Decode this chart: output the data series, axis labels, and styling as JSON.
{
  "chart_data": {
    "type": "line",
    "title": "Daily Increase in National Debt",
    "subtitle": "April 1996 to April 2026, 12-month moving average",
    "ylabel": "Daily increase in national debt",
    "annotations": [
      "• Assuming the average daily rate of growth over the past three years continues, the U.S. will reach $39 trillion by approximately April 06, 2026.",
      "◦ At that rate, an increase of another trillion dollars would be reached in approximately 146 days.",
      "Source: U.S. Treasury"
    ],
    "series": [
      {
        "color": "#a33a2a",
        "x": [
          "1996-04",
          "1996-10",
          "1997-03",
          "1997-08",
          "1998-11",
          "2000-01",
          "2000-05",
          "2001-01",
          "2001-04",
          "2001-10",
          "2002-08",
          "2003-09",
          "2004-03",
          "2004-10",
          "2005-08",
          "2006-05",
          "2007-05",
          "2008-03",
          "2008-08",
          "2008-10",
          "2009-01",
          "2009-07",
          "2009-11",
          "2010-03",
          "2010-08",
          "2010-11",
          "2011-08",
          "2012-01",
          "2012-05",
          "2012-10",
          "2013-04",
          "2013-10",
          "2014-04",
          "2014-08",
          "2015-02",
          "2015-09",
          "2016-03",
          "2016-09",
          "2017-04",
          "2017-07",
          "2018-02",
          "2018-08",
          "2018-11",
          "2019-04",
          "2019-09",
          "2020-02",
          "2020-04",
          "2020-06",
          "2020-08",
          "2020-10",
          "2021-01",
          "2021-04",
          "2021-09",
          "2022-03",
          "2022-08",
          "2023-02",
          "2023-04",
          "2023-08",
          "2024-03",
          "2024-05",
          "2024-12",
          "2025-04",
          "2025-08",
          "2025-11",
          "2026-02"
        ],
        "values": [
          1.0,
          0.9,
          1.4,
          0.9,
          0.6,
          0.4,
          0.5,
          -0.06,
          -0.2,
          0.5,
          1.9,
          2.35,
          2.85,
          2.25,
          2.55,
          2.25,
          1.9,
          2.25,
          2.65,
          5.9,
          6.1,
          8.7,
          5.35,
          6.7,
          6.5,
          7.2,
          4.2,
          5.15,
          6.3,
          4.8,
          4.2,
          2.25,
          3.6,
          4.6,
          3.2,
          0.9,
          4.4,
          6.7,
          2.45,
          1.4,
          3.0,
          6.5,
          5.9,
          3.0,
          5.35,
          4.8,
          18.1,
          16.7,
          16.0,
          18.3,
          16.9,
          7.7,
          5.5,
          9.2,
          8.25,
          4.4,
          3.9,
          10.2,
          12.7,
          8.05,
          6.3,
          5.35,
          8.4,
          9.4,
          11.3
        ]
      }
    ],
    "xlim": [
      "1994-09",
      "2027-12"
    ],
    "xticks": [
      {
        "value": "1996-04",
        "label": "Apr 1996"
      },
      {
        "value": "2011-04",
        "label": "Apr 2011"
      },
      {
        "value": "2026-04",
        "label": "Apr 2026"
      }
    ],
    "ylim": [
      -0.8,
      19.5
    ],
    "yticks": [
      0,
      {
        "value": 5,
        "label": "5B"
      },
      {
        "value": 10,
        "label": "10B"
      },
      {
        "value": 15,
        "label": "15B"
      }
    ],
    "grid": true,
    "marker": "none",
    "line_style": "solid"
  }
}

-- INSTRUCTION --
Determine the number of lines containing "approximately". Write only that number.

-- EXERCISE RESULT --
2